# Vanishing page numbers



## Fade (May 8, 2002)

Lately, I've been unable to see the direct links to the various pages of a thread from the topic lists. Since disabling that feature would _increase_ bandwidth use (I have to load the first page, then link to the one I want to read), it seems unlikely that it is the boards. But it's happened on both my home computer and the ones at Uni. Am I going mad? (Whats the word for not seeing things that are really there? anti-hallucinations?)


----------



## Hatchling Dragon (May 8, 2002)

*I'm not alone!*

I'd only just noticed that myself tonight (or this morning?).  I'd thought mabye it was a new 'feature' of the *Story Hour* thread, as that was the only forum to show up that way, so far at least.

And I think it's still just a hallucination.  I believe it's not just 'seeing what isn't there', I think it's more a "You're not percieving reality as it is."   But of course, having no training in the Psycho-Babble field I can only go with how I 'see' the word.

Hatchling Dragon


----------



## reapersaurus (May 8, 2002)

I've seen the same problem today, and both at a machine at work AND at home.

What the heck is up with that?

And unless I'm missing it, you don't get the helpers when you post anymore.
The things that easily put quote tage in aren't there anymore...


----------



## Morrus (May 8, 2002)

Odd... I'll check.


----------



## Plane Sailing (May 8, 2002)

I wondered if you had switched it off in order to reduce processing on the server - apparently not if you're going to look into it!

Cheers,


----------



## A2Z (May 8, 2002)

I've gotten the same thing. Weird, I just assumed Morrus had turned these things off to streamline the forums. Oh well. I can't wait till we get the upgrade and we can turn everything on.


----------



## Umbran (May 8, 2002)

**Written tasks**
#1 Sum up the forum thread about vanishing page numbers in two sentences.
#2 In the forum thread about vanishing page numbers, which forum was the only one where Hatchling Dragon had seen the problem so far?
#3 Carry on the forum thread about vanishing page numbers, starting with the next post.

**Raw records**
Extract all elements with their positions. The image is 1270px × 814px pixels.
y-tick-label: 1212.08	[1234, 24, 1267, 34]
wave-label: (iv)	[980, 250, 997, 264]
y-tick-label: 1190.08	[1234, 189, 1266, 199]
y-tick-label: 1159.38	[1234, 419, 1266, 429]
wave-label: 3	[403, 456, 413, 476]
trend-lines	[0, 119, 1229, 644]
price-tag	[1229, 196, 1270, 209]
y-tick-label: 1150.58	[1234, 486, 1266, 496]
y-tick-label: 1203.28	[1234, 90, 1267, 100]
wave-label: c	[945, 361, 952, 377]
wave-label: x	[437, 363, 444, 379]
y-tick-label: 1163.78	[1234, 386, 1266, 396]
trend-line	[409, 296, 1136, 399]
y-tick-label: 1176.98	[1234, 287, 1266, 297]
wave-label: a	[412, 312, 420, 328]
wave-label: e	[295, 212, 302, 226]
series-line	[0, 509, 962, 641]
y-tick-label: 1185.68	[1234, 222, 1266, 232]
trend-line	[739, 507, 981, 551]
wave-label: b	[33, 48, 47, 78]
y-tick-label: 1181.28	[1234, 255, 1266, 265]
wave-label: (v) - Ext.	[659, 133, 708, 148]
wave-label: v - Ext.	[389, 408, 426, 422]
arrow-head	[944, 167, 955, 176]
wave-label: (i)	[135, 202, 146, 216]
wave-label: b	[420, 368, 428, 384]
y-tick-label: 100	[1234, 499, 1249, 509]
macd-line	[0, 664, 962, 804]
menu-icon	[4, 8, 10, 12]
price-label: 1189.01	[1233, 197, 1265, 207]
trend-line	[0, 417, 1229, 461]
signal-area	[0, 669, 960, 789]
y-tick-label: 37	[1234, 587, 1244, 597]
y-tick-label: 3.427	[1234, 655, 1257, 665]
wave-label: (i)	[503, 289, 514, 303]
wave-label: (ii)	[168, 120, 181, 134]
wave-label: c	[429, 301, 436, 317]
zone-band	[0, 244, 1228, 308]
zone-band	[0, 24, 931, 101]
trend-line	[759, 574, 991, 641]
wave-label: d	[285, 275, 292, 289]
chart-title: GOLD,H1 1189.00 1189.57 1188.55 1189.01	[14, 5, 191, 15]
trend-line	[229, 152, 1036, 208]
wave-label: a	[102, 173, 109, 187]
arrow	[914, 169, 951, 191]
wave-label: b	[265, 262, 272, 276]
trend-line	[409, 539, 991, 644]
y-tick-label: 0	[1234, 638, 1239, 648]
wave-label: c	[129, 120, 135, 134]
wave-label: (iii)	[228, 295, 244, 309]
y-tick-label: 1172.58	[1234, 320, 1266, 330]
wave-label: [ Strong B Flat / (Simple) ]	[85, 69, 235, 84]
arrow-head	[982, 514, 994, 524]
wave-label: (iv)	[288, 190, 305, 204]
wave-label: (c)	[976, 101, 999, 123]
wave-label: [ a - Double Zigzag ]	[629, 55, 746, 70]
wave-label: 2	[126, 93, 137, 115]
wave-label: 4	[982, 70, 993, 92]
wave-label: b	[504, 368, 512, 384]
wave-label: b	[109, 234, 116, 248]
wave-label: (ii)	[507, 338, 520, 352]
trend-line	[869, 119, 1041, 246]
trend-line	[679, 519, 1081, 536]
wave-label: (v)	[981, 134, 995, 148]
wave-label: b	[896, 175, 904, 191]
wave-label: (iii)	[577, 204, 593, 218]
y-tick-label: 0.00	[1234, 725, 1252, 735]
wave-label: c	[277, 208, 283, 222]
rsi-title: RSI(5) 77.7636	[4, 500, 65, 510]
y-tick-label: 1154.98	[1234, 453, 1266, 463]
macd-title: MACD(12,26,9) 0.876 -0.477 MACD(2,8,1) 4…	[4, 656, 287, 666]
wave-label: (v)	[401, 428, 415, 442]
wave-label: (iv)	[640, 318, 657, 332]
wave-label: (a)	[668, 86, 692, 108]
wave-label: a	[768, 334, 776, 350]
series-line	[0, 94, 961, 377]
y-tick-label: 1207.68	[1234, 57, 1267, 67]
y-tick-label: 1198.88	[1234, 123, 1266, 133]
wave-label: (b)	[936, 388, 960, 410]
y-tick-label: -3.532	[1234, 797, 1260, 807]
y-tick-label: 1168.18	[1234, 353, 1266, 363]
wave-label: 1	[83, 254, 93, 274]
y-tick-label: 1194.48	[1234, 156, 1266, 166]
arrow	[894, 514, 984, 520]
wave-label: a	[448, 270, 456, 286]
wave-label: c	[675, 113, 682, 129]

**Solved tasks**
#1 Several users report that the direct links to a thread's separate pages have stopped showing in the topic lists, on both home and work or university computers. One user adds that the posting helpers for inserting quote tags are gone too, and Morrus says he will check.

#2 The Story Hour thread.

#3
I'll chime in that I too have seen this phenomenon.  The basic list of threads seems to be missing links to the latter pages of a thread.  Once you are in the thread, though, there are links. I don't find one extra click-and-load page to be too troublesome, so I don't mind it much.


----------



## orbitalfreak (May 8, 2002)

Just chiming in with another report:

The page numbers don't display for me either from the fourm's main page.


----------



## Schmoe (May 8, 2002)

Here here!  I first noticed the problem last night.  Checked again today, and I'm still not seeing numbered links for the pages of a thread on a forum's main page.  It's why I'm here, really...


----------



## Torque (May 9, 2002)

I'm having the same problem.  Also, similarly, it seems to have cut down the number of threads that are shown per page.  I checked my user cp, and it is still set to 40, but 20 are displayed at a time, which means that I have to go through multiple page loads to check everything that has shown up since the last time I've been online.


----------



## Piratecat (May 10, 2002)

I fixed the page numbers. The thread-per-page is down on purpose; it really reduces server load.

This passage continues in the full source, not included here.